Objective: Drop every picture and give the entries back exactly.

####

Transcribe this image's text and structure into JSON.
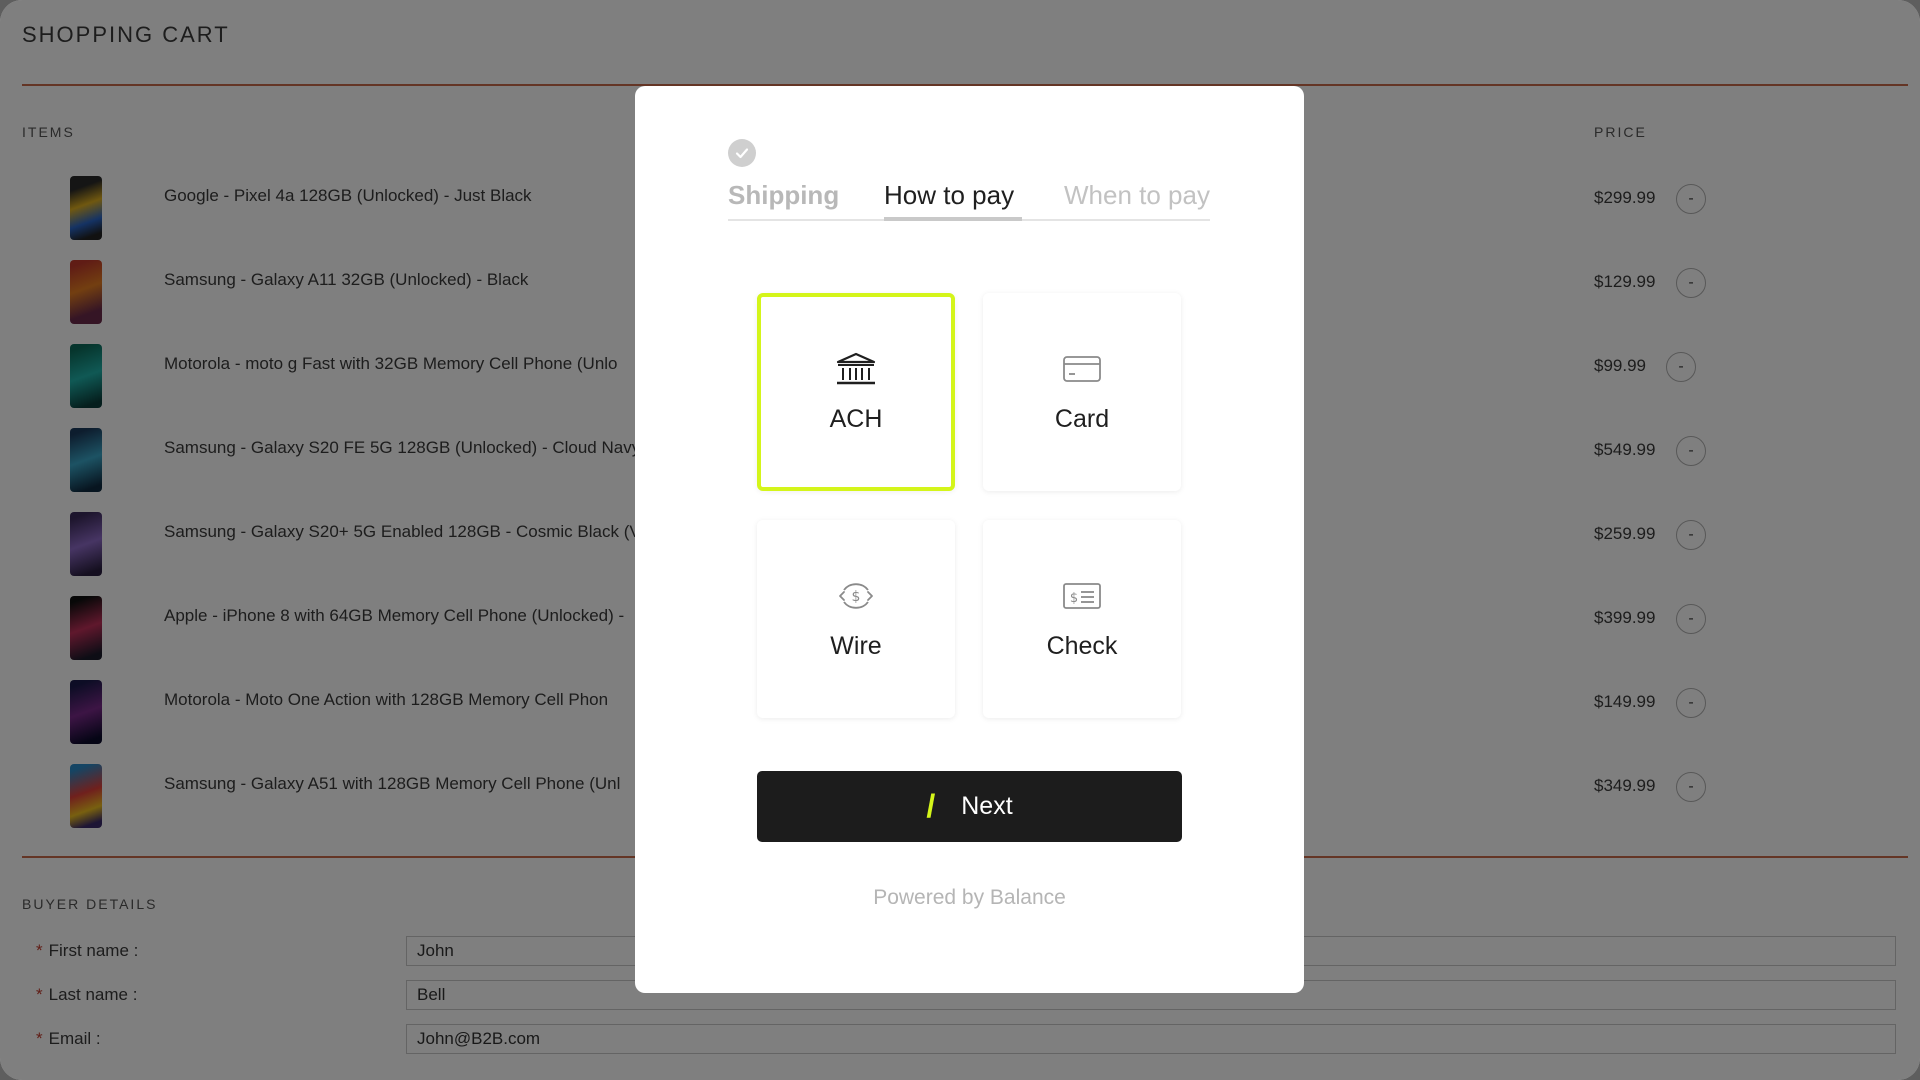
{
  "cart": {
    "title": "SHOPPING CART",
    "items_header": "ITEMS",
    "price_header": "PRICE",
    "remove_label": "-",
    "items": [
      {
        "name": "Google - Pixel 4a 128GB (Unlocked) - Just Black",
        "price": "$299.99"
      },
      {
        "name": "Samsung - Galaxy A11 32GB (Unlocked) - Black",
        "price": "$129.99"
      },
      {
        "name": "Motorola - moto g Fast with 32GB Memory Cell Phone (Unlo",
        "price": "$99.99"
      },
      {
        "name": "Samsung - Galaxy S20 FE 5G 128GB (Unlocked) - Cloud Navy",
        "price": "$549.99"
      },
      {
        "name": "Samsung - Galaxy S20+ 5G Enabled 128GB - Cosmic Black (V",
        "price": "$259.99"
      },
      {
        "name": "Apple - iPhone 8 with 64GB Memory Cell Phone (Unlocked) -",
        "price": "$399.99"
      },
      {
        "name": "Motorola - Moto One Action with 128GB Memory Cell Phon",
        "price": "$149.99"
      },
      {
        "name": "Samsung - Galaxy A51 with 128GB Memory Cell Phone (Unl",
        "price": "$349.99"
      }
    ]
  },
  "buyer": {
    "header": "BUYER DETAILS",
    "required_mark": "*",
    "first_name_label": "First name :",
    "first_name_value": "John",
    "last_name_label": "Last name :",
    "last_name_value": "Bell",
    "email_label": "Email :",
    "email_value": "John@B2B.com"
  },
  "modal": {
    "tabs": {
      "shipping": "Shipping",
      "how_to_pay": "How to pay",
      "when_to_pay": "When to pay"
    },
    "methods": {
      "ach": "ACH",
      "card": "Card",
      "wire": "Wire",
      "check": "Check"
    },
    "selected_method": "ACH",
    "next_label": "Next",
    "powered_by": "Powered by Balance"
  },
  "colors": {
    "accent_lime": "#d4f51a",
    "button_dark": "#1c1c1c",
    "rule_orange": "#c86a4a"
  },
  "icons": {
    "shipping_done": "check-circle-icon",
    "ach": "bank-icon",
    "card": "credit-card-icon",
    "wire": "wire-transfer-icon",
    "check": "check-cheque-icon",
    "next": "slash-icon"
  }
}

####

Expected output:
Transcribe this image's text and structure into JSON.
{
  "cart": {
    "title": "SHOPPING CART",
    "items_header": "ITEMS",
    "price_header": "PRICE",
    "remove_label": "-",
    "items": [
      {
        "name": "Google - Pixel 4a 128GB (Unlocked) - Just Black",
        "price": "$299.99"
      },
      {
        "name": "Samsung - Galaxy A11 32GB (Unlocked) - Black",
        "price": "$129.99"
      },
      {
        "name": "Motorola - moto g Fast with 32GB Memory Cell Phone (Unlo",
        "price": "$99.99"
      },
      {
        "name": "Samsung - Galaxy S20 FE 5G 128GB (Unlocked) - Cloud Navy",
        "price": "$549.99"
      },
      {
        "name": "Samsung - Galaxy S20+ 5G Enabled 128GB - Cosmic Black (V",
        "price": "$259.99"
      },
      {
        "name": "Apple - iPhone 8 with 64GB Memory Cell Phone (Unlocked) -",
        "price": "$399.99"
      },
      {
        "name": "Motorola - Moto One Action with 128GB Memory Cell Phon",
        "price": "$149.99"
      },
      {
        "name": "Samsung - Galaxy A51 with 128GB Memory Cell Phone (Unl",
        "price": "$349.99"
      }
    ]
  },
  "buyer": {
    "header": "BUYER DETAILS",
    "required_mark": "*",
    "first_name_label": "First name :",
    "first_name_value": "John",
    "last_name_label": "Last name :",
    "last_name_value": "Bell",
    "email_label": "Email :",
    "email_value": "John@B2B.com"
  },
  "modal": {
    "tabs": {
      "shipping": "Shipping",
      "how_to_pay": "How to pay",
      "when_to_pay": "When to pay"
    },
    "methods": {
      "ach": "ACH",
      "card": "Card",
      "wire": "Wire",
      "check": "Check"
    },
    "selected_method": "ACH",
    "next_label": "Next",
    "powered_by": "Powered by Balance"
  },
  "colors": {
    "accent_lime": "#d4f51a",
    "button_dark": "#1c1c1c",
    "rule_orange": "#c86a4a"
  },
  "icons": {
    "shipping_done": "check-circle-icon",
    "ach": "bank-icon",
    "card": "credit-card-icon",
    "wire": "wire-transfer-icon",
    "check": "check-cheque-icon",
    "next": "slash-icon"
  }
}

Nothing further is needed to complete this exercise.